▶ Information supplied:

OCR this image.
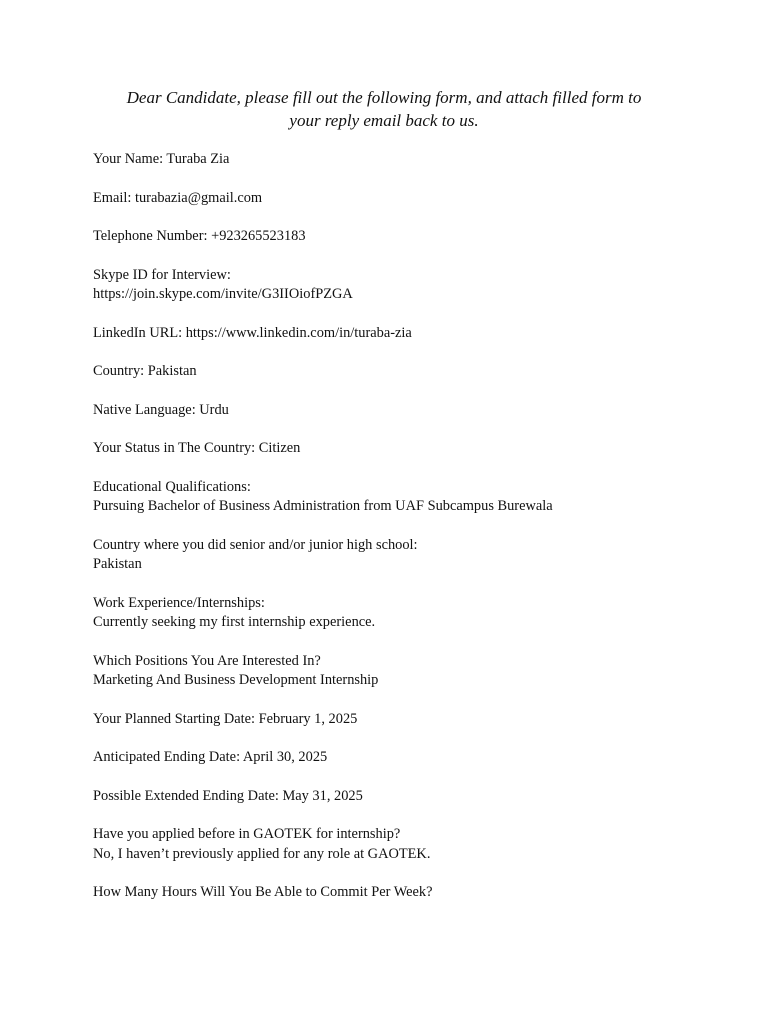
Dear Candidate, please fill out the following form, and attach filled form to
your reply email back to us.
Your Name: Turaba Zia
Email: turabazia@gmail.com
Telephone Number: +923265523183
Skype ID for Interview:
https://join.skype.com/invite/G3IIOiofPZGA
LinkedIn URL: https://www.linkedin.com/in/turaba-zia
Country: Pakistan
Native Language: Urdu
Your Status in The Country: Citizen
Educational Qualifications:
Pursuing Bachelor of Business Administration from UAF Subcampus Burewala
Country where you did senior and/or junior high school:
Pakistan
Work Experience/Internships:
Currently seeking my first internship experience.
Which Positions You Are Interested In?
Marketing And Business Development Internship
Your Planned Starting Date: February 1, 2025
Anticipated Ending Date: April 30, 2025
Possible Extended Ending Date: May 31, 2025
Have you applied before in GAOTEK for internship?
No, I haven’t previously applied for any role at GAOTEK.
How Many Hours Will You Be Able to Commit Per Week?
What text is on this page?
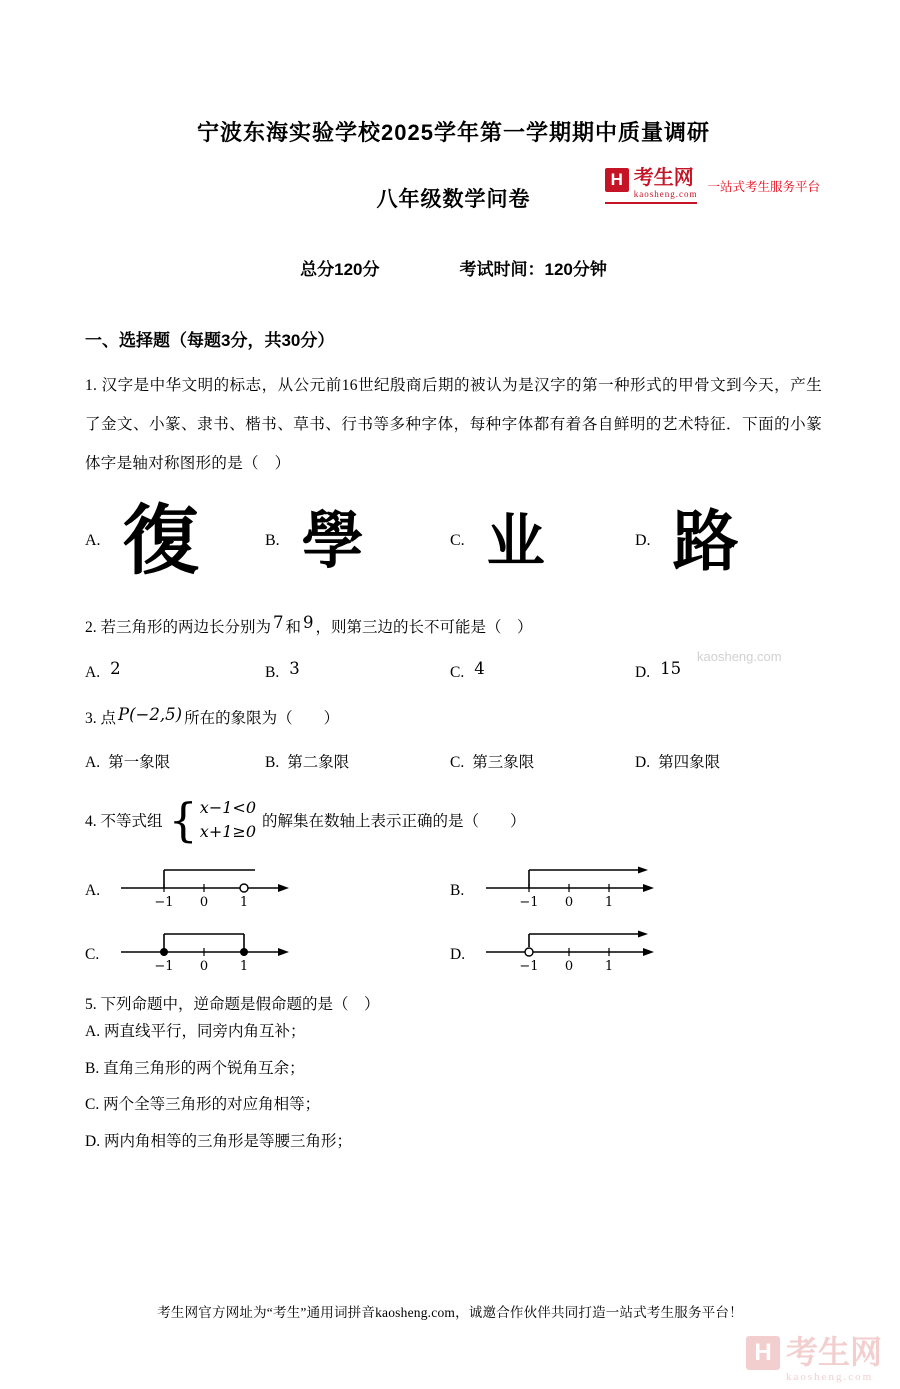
H 考生网
kaosheng.com 一站式考生服务平台
宁波东海实验学校2025学年第一学期期中质量调研
八年级数学问卷
总分120分	考试时间：120分钟
一、选择题（每题3分，共30分）

1. 汉字是中华文明的标志，从公元前16世纪殷商后期的被认为是汉字的第一种形式的甲骨文到今天，产生了金文、小篆、隶书、楷书、草书、行书等多种字体，每种字体都有着各自鲜明的艺术特征．下面的小篆体字是轴对称图形的是（　）

A. 復	B. 學	C. 业	D. 路
2. 若三角形的两边长分别为 7 和 9 ，则第三边的长不可能是（　）
A. 2	B. 3	C. 4	D. 15
3. 点 P(−2,5) 所在的象限为（　　）
A. 第一象限	B. 第二象限	C. 第三象限	D. 第四象限
4. 不等式组 { x−1<0
x+1≥0
的解集在数轴上表示正确的是（　　）
A.
−1 0 1
B.
−1 0 1
C.
−1 0 1
D.
−1 0 1
5. 下列命题中，逆命题是假命题的是（　）
A. 两直线平行，同旁内角互补；
B. 直角三角形的两个锐角互余；
C. 两个全等三角形的对应角相等；
D. 两内角相等的三角形是等腰三角形；
kaosheng.com
考生网官方网址为“考生”通用词拼音kaosheng.com，诚邀合作伙伴共同打造一站式考生服务平台！
H 考生网
kaosheng.com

▶ Exercise description:
Go through the material above and copy each line that has the word "applied".

▶ Answer to the problem:
Have you applied before in GAOTEK for internship?
No, I haven’t previously applied for any role at GAOTEK.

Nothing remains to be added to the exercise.